● Task directions
Copy each line in which the string "ZnCl₂" occurs.

● Available data

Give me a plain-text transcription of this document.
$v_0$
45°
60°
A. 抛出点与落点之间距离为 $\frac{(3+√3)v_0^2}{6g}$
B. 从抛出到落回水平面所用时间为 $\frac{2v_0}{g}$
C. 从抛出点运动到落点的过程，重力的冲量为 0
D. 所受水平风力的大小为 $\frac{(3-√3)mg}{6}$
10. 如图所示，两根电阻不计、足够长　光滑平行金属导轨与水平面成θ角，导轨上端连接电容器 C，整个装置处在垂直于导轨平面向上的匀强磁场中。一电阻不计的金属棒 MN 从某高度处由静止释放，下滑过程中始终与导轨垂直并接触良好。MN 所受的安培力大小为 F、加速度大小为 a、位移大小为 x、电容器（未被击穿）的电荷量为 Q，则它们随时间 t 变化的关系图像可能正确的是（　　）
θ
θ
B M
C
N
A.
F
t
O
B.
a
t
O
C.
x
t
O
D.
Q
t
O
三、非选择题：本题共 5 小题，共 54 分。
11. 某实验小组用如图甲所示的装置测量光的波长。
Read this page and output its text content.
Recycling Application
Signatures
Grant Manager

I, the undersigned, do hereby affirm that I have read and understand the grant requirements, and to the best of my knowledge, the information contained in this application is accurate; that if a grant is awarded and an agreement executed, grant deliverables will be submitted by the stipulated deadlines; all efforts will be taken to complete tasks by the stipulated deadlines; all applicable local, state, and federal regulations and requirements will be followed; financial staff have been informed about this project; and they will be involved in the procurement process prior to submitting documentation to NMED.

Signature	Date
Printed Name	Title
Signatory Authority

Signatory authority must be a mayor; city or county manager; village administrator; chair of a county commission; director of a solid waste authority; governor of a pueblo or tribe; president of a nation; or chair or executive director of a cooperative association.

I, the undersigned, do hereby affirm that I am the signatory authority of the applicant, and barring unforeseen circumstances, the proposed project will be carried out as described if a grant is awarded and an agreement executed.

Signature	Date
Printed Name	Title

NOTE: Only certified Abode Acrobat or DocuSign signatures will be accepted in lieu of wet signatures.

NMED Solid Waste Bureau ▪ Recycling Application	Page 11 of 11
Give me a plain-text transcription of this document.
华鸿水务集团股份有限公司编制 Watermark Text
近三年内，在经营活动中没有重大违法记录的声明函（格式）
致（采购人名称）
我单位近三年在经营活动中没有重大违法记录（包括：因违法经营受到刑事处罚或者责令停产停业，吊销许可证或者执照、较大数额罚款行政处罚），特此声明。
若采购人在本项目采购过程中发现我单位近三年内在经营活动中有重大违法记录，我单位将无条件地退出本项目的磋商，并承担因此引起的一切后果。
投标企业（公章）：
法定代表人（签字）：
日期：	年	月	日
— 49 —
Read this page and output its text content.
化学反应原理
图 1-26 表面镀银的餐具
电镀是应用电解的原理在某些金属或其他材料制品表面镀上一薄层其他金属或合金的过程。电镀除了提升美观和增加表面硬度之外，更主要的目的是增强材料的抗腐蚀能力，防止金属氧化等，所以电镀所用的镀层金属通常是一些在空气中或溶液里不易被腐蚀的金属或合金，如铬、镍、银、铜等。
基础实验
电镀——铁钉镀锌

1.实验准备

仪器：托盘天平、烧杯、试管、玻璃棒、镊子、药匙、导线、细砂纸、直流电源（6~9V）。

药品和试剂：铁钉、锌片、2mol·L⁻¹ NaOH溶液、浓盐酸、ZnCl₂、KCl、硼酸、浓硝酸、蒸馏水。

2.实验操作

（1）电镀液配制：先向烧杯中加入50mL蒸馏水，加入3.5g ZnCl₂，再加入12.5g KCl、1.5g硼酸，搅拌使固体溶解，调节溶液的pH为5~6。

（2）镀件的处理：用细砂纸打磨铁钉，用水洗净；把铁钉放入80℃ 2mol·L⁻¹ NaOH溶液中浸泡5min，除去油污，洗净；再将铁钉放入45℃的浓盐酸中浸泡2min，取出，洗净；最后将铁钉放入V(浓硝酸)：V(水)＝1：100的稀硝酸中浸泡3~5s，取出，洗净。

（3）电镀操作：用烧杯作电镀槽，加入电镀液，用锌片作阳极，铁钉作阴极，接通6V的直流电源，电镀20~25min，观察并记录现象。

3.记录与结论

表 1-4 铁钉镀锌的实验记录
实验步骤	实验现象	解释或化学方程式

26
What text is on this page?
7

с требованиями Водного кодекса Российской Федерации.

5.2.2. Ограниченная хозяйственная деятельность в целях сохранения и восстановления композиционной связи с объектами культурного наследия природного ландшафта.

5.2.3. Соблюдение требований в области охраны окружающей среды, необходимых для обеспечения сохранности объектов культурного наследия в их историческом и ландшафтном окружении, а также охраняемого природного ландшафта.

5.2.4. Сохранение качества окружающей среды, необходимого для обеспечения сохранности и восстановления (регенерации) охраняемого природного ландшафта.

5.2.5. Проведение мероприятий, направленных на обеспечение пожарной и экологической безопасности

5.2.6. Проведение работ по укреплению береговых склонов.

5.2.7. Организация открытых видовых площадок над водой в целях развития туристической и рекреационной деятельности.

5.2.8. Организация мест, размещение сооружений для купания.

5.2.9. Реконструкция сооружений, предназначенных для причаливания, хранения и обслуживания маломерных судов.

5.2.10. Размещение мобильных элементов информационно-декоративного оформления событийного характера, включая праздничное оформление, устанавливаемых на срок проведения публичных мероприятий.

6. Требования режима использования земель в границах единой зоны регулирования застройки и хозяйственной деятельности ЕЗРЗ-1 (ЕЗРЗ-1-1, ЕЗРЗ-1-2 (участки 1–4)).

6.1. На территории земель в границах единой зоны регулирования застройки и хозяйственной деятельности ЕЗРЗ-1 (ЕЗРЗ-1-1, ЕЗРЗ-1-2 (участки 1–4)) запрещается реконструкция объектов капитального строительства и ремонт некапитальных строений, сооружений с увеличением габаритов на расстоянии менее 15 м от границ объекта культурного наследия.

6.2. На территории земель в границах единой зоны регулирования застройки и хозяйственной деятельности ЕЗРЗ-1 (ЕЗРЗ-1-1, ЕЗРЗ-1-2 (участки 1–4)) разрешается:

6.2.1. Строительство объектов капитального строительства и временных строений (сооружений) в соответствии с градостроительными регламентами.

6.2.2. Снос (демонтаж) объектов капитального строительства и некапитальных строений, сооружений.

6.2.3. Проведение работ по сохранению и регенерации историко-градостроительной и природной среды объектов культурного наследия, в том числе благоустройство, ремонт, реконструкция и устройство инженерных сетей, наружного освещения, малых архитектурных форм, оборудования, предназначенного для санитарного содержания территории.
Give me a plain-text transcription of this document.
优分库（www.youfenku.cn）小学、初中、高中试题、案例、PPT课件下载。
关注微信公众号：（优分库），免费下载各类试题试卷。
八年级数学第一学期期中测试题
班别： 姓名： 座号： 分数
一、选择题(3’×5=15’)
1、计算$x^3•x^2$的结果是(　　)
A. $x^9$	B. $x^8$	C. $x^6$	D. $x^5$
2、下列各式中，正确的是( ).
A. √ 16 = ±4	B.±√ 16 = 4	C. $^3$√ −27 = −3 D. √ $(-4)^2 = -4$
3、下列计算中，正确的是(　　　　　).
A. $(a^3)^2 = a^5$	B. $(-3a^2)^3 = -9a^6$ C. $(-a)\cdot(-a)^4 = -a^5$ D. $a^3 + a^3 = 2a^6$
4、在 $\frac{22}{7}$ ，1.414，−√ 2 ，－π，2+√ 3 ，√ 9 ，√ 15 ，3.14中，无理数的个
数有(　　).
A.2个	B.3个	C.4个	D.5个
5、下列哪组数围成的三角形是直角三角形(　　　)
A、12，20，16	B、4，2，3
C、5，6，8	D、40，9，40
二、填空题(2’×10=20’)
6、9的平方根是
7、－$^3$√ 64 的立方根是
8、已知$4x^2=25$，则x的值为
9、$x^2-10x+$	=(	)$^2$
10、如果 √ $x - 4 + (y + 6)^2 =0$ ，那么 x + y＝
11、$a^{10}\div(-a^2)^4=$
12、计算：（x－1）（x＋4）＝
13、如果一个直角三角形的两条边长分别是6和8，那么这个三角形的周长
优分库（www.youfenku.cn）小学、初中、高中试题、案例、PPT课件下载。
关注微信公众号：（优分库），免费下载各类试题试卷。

● Result of this exercise
药品和试剂：铁钉、锌片、2mol·L⁻¹ NaOH溶液、浓盐酸、ZnCl₂、KCl、硼酸、浓硝酸、蒸馏水。
（1）电镀液配制：先向烧杯中加入50mL蒸馏水，加入3.5g ZnCl₂，再加入12.5g KCl、1.5g硼酸，搅拌使固体溶解，调节溶液的pH为5~6。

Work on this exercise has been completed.